- GIVEN INSTRUCTION 1: Reproduce the piece on Farmington's selectmen and school board elections word for word, from its first line to its last.
— Begin QUOTED PASSAGE —
In looking at the conversations that surround our selectmen
and school board elections here in Farmington, there are several points that consistently seem to
be missing from our conversations. This concerns me because, as a person of
reason and local taxpayer, it would seem we won’t be able to find solutions if
we aren’t stepping back and looking at everything we are doing. I know being an
elected official is hard. I know it is thankless and frustrating, but we need people
in office who not only can deal with those inevitabilities, but implement new strategies
if we not only want the town to survive, but also to thrive.
Here are four things we don’t talk about or don’t talk about
enough:
1)Discussions surrounding the budget process revolve
around budget cuts, not generating new revenue or replacing revenue lost, with
alternatives. I know this is one of the hardest things for a struggling town to
deal with, but if we do not find new revenue, new marketing plans, and attract families
and new businesses our town won’t have a future. Period. The cycle we are
currently locked in only leads to less public service, less possibilities for
paying for items, less of an ability to weather a financial crisis or launch
bold initiatives. I don’t mind cutting costs if they are unnecessary, but our budget
is quite tight as it is. It is rare to come across something so egregious in
the budget as the expense to pay the library director a five percent raise. I
support our library. I really think libraries are important and think some of
the staff is grand. I was a Trustee and I’m a lifetime friend of the library. I
was also glad this expense caused discussion and was not taken lightly.
— End QUOTED PASSAGE —
— Begin MATERIAL FOR THIS EXERCISE —
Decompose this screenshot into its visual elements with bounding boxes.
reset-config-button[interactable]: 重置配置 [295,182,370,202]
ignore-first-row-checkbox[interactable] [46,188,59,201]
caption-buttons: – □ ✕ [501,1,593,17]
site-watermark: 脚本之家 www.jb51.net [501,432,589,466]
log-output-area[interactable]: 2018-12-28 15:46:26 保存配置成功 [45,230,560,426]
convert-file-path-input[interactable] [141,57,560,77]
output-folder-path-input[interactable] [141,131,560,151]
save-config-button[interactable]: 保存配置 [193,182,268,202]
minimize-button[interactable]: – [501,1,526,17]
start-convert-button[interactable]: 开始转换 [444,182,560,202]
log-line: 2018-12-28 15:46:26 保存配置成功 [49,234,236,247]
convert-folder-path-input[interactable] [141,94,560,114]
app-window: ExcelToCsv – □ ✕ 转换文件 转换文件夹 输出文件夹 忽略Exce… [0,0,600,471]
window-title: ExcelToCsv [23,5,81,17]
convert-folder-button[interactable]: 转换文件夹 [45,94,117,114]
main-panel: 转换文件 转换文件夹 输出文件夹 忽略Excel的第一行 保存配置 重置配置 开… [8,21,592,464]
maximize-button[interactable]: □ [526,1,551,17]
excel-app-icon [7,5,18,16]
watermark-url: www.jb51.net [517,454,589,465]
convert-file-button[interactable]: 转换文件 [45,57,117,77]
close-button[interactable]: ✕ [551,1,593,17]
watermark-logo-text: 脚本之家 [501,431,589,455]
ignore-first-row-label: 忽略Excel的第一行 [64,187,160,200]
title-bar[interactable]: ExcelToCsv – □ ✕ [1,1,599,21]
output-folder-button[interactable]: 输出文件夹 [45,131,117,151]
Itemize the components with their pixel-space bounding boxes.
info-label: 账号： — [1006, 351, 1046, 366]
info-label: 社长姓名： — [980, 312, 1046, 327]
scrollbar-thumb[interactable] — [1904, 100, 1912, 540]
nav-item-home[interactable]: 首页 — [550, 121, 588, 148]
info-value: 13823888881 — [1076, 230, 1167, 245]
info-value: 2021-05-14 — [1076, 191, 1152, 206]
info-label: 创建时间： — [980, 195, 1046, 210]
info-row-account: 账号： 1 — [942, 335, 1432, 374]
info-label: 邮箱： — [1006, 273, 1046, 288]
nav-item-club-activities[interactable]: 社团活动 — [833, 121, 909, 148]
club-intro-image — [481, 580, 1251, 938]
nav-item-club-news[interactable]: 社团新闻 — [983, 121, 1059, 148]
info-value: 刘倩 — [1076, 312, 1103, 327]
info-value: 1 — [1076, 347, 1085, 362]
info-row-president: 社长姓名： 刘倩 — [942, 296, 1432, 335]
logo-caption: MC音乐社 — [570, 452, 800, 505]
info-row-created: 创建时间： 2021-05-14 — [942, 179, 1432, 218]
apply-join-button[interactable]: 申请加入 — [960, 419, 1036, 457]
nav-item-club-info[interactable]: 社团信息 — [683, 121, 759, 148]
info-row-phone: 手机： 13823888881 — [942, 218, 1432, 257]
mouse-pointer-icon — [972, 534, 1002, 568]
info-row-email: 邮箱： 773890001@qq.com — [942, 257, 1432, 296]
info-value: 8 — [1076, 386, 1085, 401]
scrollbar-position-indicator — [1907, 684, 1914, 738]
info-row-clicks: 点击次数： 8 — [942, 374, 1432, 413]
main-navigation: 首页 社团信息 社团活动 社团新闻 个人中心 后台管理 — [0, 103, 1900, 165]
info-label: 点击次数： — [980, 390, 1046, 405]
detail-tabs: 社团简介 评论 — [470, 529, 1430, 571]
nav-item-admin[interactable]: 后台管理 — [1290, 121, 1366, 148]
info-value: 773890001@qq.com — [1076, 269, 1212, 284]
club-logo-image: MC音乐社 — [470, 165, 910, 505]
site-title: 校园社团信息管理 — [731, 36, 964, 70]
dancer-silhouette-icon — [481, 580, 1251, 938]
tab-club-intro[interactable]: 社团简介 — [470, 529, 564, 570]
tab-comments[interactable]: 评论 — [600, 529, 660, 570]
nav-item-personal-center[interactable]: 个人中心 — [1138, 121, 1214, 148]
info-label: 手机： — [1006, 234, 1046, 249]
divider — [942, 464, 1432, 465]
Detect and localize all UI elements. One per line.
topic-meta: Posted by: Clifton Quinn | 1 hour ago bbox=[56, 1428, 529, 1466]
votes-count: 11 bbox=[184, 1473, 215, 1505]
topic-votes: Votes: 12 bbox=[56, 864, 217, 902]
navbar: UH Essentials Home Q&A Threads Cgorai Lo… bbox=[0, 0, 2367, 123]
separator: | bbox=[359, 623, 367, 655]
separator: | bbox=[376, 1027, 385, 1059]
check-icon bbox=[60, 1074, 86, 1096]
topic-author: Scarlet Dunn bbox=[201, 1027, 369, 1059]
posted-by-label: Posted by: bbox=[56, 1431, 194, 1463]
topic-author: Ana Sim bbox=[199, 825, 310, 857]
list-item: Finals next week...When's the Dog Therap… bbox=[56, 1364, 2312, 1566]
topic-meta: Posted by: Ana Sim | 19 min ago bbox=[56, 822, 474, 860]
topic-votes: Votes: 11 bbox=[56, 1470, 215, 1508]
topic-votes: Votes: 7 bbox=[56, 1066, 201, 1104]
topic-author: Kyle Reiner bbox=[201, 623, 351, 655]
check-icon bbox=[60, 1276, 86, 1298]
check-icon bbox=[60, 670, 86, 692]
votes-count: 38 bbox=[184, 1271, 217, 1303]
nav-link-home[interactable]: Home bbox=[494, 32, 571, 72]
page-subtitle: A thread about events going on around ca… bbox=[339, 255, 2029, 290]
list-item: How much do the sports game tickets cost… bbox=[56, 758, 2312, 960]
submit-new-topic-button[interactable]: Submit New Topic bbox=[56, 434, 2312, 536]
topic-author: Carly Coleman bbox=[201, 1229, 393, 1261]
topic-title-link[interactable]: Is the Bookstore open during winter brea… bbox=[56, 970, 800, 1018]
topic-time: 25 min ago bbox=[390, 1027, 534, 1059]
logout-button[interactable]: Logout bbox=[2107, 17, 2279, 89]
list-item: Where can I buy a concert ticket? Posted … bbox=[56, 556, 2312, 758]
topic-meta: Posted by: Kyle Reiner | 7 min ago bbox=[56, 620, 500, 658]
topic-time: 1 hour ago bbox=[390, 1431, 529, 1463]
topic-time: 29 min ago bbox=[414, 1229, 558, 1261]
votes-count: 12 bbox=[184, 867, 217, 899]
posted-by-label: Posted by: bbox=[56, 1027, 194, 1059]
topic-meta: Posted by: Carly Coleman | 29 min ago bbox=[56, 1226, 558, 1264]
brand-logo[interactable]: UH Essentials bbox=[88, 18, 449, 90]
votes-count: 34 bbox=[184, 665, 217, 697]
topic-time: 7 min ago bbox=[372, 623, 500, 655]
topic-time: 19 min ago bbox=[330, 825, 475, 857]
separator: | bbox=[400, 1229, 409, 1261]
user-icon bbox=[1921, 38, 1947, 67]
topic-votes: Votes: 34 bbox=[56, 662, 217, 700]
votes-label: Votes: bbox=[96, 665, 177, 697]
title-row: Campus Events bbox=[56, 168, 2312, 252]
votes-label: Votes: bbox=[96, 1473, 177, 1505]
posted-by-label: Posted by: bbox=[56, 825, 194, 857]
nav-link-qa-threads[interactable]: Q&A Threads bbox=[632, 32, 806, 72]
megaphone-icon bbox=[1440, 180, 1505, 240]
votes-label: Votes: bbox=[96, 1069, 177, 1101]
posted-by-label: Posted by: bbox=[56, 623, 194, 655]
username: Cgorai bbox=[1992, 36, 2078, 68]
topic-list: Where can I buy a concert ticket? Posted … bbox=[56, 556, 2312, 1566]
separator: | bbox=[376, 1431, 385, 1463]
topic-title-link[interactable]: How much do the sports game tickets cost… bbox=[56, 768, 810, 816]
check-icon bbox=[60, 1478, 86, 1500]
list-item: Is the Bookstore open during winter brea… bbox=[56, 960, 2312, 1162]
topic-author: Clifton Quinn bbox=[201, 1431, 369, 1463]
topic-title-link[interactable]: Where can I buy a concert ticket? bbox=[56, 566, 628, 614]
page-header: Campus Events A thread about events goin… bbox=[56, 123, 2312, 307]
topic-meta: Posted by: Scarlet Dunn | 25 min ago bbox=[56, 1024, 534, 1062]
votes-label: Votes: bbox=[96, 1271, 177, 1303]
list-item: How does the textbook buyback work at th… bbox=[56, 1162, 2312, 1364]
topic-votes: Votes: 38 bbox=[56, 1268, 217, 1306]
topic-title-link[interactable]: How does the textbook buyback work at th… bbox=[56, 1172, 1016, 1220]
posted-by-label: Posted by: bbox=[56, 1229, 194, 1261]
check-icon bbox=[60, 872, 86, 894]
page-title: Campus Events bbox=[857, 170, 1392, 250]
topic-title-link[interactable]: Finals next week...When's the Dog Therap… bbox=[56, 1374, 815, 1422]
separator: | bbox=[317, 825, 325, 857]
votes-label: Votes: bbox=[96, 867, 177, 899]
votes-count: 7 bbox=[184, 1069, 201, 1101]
— End MATERIAL FOR THIS EXERCISE —
- GIVEN INSTRUCTION 2: Write out the records word for word, from their first line through the line holding "save-config-button[interactable]: 保存配置 [193,182,268,202]", with both ends included.

- TASK OUTPUT 1:
In looking at the conversations that surround our selectmen
and school board elections here in Farmington, there are several points that consistently seem to
be missing from our conversations. This concerns me because, as a person of
reason and local taxpayer, it would seem we won’t be able to find solutions if
we aren’t stepping back and looking at everything we are doing. I know being an
elected official is hard. I know it is thankless and frustrating, but we need people
in office who not only can deal with those inevitabilities, but implement new strategies
if we not only want the town to survive, but also to thrive.
Here are four things we don’t talk about or don’t talk about
enough:
1)Discussions surrounding the budget process revolve
around budget cuts, not generating new revenue or replacing revenue lost, with
alternatives. I know this is one of the hardest things for a struggling town to
deal with, but if we do not find new revenue, new marketing plans, and attract families
and new businesses our town won’t have a future. Period. The cycle we are
currently locked in only leads to less public service, less possibilities for
paying for items, less of an ability to weather a financial crisis or launch
bold initiatives. I don’t mind cutting costs if they are unnecessary, but our budget
is quite tight as it is. It is rare to come across something so egregious in
the budget as the expense to pay the library director a five percent raise. I
support our library. I really think libraries are important and think some of
the staff is grand. I was a Trustee and I’m a lifetime friend of the library. I
was also glad this expense caused discussion and was not taken lightly.

- TASK OUTPUT 2:
Decompose this screenshot into its visual elements with bounding boxes.
reset-config-button[interactable]: 重置配置 [295,182,370,202]
ignore-first-row-checkbox[interactable] [46,188,59,201]
caption-buttons: – □ ✕ [501,1,593,17]
site-watermark: 脚本之家 www.jb51.net [501,432,589,466]
log-output-area[interactable]: 2018-12-28 15:46:26 保存配置成功 [45,230,560,426]
convert-file-path-input[interactable] [141,57,560,77]
output-folder-path-input[interactable] [141,131,560,151]
save-config-button[interactable]: 保存配置 [193,182,268,202]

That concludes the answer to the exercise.